▸ Input rows
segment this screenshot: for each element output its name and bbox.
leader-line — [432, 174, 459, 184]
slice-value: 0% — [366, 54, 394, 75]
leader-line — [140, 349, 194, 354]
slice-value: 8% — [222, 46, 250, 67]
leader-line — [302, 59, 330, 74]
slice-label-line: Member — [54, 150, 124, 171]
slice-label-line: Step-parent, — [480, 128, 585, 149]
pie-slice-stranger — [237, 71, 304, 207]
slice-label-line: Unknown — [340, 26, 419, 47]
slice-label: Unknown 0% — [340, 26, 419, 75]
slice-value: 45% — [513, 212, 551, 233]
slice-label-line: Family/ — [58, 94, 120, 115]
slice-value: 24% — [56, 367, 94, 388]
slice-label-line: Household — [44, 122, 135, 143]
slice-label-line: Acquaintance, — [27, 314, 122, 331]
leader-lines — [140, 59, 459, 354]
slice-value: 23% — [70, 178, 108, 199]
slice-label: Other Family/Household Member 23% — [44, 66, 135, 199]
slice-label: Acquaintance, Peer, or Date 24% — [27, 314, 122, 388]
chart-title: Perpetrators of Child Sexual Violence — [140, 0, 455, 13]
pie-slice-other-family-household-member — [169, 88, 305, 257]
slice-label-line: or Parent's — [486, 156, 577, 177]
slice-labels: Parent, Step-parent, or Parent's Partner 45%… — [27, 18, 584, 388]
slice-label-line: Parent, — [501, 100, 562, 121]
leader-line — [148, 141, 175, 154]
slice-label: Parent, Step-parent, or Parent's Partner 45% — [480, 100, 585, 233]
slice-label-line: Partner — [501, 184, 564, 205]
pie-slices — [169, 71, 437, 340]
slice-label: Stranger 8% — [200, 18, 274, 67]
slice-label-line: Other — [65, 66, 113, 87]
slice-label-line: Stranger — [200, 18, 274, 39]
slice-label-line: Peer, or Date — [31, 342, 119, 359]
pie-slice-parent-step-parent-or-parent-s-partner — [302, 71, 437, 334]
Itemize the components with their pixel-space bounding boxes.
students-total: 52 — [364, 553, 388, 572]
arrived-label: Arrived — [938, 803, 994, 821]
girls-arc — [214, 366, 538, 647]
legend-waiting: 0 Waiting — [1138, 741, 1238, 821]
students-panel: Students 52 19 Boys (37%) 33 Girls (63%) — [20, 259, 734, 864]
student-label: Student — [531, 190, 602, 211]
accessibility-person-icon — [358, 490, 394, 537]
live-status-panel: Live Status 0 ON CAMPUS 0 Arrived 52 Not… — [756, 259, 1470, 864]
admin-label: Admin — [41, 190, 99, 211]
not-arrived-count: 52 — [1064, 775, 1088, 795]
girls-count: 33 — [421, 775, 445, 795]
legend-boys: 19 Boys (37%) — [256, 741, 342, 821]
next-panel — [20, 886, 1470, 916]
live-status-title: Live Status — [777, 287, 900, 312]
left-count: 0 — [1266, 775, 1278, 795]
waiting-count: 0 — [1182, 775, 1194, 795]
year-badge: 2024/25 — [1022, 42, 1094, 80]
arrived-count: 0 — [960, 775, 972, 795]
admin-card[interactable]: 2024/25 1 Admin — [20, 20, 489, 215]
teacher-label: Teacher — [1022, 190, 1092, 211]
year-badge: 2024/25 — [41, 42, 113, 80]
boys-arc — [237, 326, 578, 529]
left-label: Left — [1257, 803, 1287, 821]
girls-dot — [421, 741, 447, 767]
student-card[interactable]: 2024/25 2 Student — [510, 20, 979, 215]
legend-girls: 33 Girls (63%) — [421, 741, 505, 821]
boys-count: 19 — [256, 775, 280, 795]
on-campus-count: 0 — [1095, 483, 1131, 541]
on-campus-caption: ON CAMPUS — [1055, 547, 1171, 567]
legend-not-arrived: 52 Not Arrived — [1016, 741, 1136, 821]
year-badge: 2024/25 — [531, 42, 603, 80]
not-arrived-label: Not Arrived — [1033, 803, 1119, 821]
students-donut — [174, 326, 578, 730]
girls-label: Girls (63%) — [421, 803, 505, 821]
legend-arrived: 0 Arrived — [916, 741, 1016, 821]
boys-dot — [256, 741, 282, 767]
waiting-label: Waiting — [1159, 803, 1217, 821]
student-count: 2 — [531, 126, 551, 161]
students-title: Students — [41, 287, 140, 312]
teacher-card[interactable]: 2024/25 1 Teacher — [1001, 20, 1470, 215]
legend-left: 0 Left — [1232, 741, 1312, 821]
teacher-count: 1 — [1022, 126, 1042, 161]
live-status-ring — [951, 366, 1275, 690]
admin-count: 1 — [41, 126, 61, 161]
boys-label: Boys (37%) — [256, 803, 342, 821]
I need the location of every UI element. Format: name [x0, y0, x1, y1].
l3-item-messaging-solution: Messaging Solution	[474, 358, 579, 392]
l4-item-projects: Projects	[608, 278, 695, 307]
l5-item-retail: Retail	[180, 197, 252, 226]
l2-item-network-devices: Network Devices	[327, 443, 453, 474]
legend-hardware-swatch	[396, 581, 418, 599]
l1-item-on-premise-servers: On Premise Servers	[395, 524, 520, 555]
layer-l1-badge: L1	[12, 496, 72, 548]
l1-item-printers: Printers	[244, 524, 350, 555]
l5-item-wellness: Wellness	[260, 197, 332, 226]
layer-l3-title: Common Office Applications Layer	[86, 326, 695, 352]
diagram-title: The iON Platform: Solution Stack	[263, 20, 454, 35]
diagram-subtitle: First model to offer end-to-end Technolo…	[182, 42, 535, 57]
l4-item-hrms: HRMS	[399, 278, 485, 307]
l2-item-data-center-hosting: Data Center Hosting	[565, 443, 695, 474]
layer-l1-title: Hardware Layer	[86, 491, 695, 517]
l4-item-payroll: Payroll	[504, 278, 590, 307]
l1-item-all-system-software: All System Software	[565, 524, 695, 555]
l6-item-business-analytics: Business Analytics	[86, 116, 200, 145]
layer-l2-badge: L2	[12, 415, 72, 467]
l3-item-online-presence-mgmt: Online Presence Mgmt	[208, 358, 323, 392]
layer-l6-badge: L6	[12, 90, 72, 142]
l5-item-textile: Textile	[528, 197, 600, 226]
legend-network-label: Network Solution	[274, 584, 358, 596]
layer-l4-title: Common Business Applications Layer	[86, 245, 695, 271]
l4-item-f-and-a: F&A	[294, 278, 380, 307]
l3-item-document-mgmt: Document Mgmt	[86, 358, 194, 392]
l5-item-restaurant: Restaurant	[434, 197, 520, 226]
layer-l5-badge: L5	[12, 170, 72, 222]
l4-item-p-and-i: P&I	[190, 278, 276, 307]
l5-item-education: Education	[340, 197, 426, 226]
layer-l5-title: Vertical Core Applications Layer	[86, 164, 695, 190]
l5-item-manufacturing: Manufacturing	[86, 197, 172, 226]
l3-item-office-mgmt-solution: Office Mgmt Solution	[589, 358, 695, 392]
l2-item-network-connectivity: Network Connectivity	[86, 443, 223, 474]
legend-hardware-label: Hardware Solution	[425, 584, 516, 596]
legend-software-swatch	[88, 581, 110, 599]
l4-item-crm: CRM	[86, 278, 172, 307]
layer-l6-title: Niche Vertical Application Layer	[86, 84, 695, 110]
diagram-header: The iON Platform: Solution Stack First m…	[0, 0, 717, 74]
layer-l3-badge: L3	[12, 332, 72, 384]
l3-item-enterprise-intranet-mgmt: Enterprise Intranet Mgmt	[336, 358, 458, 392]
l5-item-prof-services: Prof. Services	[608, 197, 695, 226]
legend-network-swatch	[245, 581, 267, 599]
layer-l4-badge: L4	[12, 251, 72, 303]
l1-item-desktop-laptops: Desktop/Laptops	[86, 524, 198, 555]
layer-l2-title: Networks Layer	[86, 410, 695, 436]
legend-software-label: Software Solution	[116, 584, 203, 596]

▸ Problem
Print the records verbatim from the first line through the line that contains "slice-label-line: Acquaintance, —", including both of those lines.

▸ Solution below
segment this screenshot: for each element output its name and bbox.
leader-line — [432, 174, 459, 184]
slice-value: 0% — [366, 54, 394, 75]
leader-line — [140, 349, 194, 354]
slice-value: 8% — [222, 46, 250, 67]
leader-line — [302, 59, 330, 74]
slice-label-line: Member — [54, 150, 124, 171]
slice-label-line: Step-parent, — [480, 128, 585, 149]
pie-slice-stranger — [237, 71, 304, 207]
slice-label-line: Unknown — [340, 26, 419, 47]
slice-label: Unknown 0% — [340, 26, 419, 75]
slice-value: 45% — [513, 212, 551, 233]
slice-label-line: Family/ — [58, 94, 120, 115]
slice-value: 24% — [56, 367, 94, 388]
slice-label-line: Household — [44, 122, 135, 143]
slice-label-line: Acquaintance, — [27, 314, 122, 331]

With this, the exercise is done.